Description of the task -
Reproduce every entry below precisely; do not include the pictures.

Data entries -
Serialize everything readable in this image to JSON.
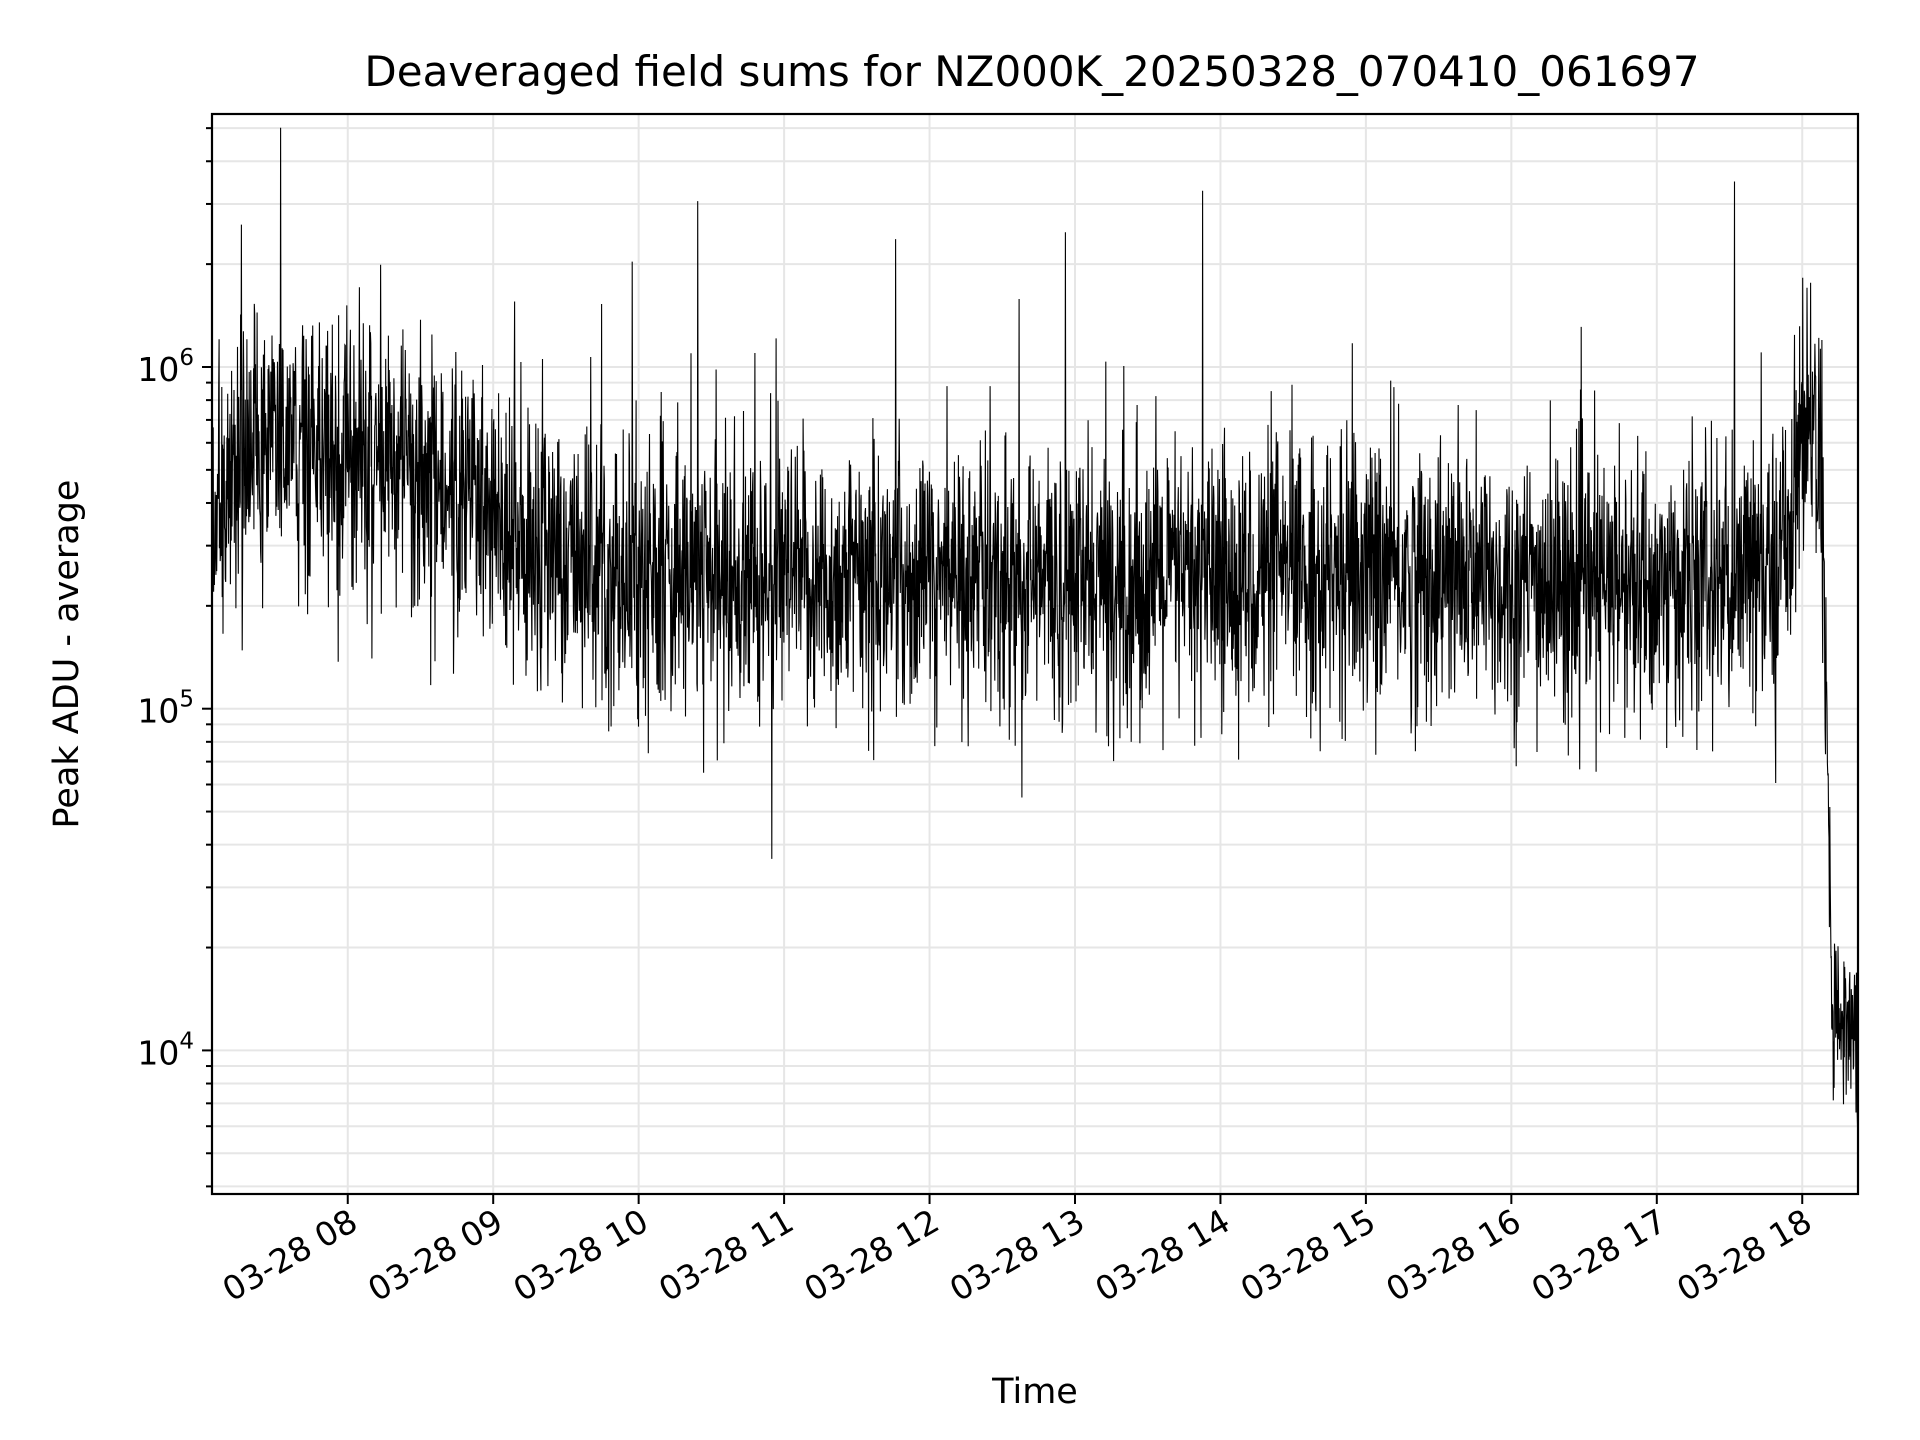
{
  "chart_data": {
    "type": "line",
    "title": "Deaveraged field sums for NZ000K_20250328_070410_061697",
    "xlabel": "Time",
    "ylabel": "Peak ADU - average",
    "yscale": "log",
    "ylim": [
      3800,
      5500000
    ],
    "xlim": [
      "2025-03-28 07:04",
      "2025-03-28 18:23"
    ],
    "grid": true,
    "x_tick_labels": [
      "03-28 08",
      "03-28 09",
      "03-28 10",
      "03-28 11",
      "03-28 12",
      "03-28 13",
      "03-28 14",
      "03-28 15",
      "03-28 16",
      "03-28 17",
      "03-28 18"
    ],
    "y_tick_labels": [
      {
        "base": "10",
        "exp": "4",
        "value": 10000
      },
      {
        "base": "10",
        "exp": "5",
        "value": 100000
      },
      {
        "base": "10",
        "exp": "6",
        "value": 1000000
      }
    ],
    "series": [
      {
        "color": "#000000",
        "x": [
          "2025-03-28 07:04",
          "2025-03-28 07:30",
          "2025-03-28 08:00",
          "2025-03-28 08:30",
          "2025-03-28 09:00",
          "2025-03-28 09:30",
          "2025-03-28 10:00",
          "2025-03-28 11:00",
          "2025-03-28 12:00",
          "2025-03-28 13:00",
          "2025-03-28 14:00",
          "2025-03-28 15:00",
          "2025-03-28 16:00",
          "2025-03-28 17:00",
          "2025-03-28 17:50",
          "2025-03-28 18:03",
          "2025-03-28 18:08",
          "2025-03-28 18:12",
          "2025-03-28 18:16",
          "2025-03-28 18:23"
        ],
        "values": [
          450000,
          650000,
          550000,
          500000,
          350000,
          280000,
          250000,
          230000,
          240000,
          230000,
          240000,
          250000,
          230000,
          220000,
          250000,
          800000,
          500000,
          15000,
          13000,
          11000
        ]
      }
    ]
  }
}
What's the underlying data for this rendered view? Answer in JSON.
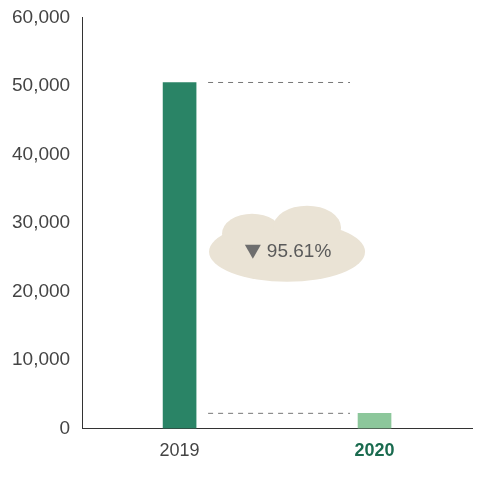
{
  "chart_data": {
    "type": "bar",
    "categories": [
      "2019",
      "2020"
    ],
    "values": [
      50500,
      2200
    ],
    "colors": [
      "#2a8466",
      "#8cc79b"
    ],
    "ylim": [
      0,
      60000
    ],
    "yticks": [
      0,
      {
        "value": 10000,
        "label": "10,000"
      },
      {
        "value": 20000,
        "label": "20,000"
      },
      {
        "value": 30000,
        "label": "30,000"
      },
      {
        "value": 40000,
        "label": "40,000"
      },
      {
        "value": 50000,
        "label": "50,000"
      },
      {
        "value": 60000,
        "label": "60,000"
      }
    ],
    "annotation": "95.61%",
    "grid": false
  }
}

Exercise solution -
Serialize everything readable in this image to JSON.
{
  "chart_data": {
    "type": "line",
    "title": "Deaveraged field sums for NZ000K_20250328_070410_061697",
    "xlabel": "Time",
    "ylabel": "Peak ADU - average",
    "yscale": "log",
    "ylim": [
      3800,
      5500000
    ],
    "xlim": [
      "2025-03-28 07:04",
      "2025-03-28 18:23"
    ],
    "grid": true,
    "x_tick_labels": [
      "03-28 08",
      "03-28 09",
      "03-28 10",
      "03-28 11",
      "03-28 12",
      "03-28 13",
      "03-28 14",
      "03-28 15",
      "03-28 16",
      "03-28 17",
      "03-28 18"
    ],
    "y_tick_labels": [
      {
        "base": "10",
        "exp": "4",
        "value": 10000
      },
      {
        "base": "10",
        "exp": "5",
        "value": 100000
      },
      {
        "base": "10",
        "exp": "6",
        "value": 1000000
      }
    ],
    "series": [
      {
        "color": "#000000",
        "x": [
          "2025-03-28 07:04",
          "2025-03-28 07:30",
          "2025-03-28 08:00",
          "2025-03-28 08:30",
          "2025-03-28 09:00",
          "2025-03-28 09:30",
          "2025-03-28 10:00",
          "2025-03-28 11:00",
          "2025-03-28 12:00",
          "2025-03-28 13:00",
          "2025-03-28 14:00",
          "2025-03-28 15:00",
          "2025-03-28 16:00",
          "2025-03-28 17:00",
          "2025-03-28 17:50",
          "2025-03-28 18:03",
          "2025-03-28 18:08",
          "2025-03-28 18:12",
          "2025-03-28 18:16",
          "2025-03-28 18:23"
        ],
        "values": [
          450000,
          650000,
          550000,
          500000,
          350000,
          280000,
          250000,
          230000,
          240000,
          230000,
          240000,
          250000,
          230000,
          220000,
          250000,
          800000,
          500000,
          15000,
          13000,
          11000
        ]
      }
    ]
  }
}
What's the underlying data for this rendered view? Answer in JSON.
{
  "chart_data": {
    "type": "bar",
    "categories": [
      "2019",
      "2020"
    ],
    "values": [
      50500,
      2200
    ],
    "colors": [
      "#2a8466",
      "#8cc79b"
    ],
    "ylim": [
      0,
      60000
    ],
    "yticks": [
      0,
      {
        "value": 10000,
        "label": "10,000"
      },
      {
        "value": 20000,
        "label": "20,000"
      },
      {
        "value": 30000,
        "label": "30,000"
      },
      {
        "value": 40000,
        "label": "40,000"
      },
      {
        "value": 50000,
        "label": "50,000"
      },
      {
        "value": 60000,
        "label": "60,000"
      }
    ],
    "annotation": "95.61%",
    "grid": false
  }
}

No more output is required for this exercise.